#### What to work on:
A) Answer these questions using the AWS Textract tutorial:
(i) By up to what percentage does the pipeline cut manual data entry?
(ii) What is the minimum curl version listed among the PHP extensions?
(iii) Which two arrays does AnalyzeExpense return?
B) Retype the part of the AWS Textract tutorial starting with "composer require aws/aws-sdk-php" and going on through "credentials → IAM role.".

Automating invoice processing can significantly streamline your accounts-payable workflow, reduce manual effort, and minimize data-entry errors. In this tutorial, you’ll build a PHP application that extracts structured invoice data—vendor, totals, and line items—in near real time with AWS Textract.

Why automate invoice data extraction?

Processing invoices by hand is repetitive and error-prone. Optical Character Recognition (OCR) services such as AWS Textract automatically read documents and return machine-readable data. When you combine Textract’s purpose-built AnalyzeExpense feature with PHP and a queue-based callback architecture (SNS → SQS), you get a scalable pipeline that:

  • Cuts manual data entry by up to 90 percent.
  • Flags inconsistent totals before they reach your accounting system.
  • Scales from one to thousands of invoices a day with minimal code changes.

Set up AWS textract and the PHP SDK v3

  1. Prerequisites

    • AWS account with access to Textract, S3, SNS, and SQS.
    • PHP 8.1+ with the following extensions enabled:
      • SimpleXML (required by the SDK)
      • openssl (cryptographic operations)
      • curl >= 7.16.2 (network requests)
    • Composer 2.x.
  2. Install the SDK

composer require aws/aws-sdk-php
  1. Bootstrap the Textract client
use Aws\Textract\TextractClient;

$textractClient = new TextractClient([
    'region'  => 'us-east-1',   // Adjust to your region
    'version' => 'latest',
    // Credentials resolution order: env → shared credentials → IAM role.
]);

For production workloads, prefer IAM roles (EC2 instance profiles, ECS task roles, or Lambda execution roles) over long-lived access keys.

Understand the AnalyzeExpense API

AnalyzeExpense is optimized for invoices and receipts. Highlights:

  • Returns arrays of SummaryFields (high-level data such as VendorName, InvoiceTotal) and LineItemGroups (individual rows).

#### Information provided:
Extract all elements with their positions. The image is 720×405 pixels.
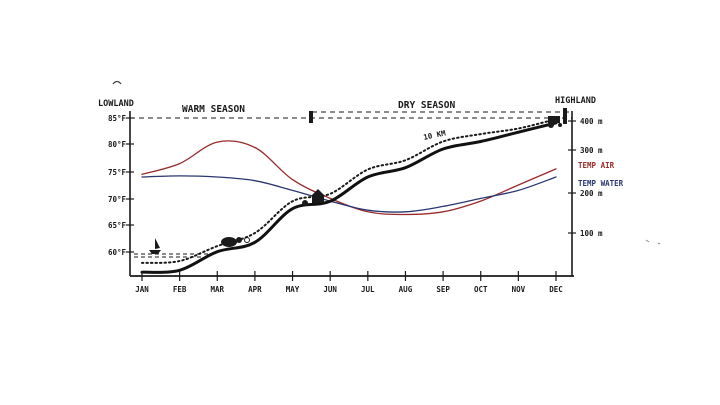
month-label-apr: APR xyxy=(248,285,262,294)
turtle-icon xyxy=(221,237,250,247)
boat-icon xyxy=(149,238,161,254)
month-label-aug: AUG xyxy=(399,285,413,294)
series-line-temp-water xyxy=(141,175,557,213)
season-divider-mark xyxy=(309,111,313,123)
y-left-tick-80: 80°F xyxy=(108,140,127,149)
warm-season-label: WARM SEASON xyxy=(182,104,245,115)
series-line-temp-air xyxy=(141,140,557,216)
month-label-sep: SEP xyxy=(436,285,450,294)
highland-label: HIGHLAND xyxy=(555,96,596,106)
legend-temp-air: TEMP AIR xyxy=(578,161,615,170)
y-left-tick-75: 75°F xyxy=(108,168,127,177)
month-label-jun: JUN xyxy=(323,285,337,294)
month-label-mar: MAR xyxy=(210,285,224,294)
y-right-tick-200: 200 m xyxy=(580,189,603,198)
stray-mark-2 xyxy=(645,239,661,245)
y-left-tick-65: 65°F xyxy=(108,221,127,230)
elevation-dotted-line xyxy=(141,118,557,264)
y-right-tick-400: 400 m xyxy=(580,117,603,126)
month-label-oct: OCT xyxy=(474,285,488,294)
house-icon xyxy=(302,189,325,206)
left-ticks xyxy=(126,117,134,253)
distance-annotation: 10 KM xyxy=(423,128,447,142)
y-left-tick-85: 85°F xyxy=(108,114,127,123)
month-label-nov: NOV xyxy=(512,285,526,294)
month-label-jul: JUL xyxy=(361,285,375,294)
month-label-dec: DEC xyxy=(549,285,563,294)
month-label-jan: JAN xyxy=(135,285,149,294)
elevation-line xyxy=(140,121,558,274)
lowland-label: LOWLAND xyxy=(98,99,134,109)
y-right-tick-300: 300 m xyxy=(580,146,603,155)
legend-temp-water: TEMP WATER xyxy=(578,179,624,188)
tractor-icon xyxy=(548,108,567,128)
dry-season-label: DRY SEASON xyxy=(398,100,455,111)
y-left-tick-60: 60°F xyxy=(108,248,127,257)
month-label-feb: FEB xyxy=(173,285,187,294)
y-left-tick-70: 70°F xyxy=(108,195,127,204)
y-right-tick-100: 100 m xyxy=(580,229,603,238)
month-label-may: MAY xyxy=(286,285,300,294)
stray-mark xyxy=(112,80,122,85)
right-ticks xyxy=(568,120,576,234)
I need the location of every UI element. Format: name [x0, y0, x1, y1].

#### Exercise results:
A)
(i) Up to 90 percent.
(ii) 7.16.2.
(iii) SummaryFields and LineItemGroups.

B)
composer require aws/aws-sdk-php
  1. Bootstrap the Textract client
use Aws\Textract\TextractClient;

$textractClient = new TextractClient([
    'region'  => 'us-east-1',   // Adjust to your region
    'version' => 'latest',
    // Credentials resolution order: env → shared credentials → IAM role.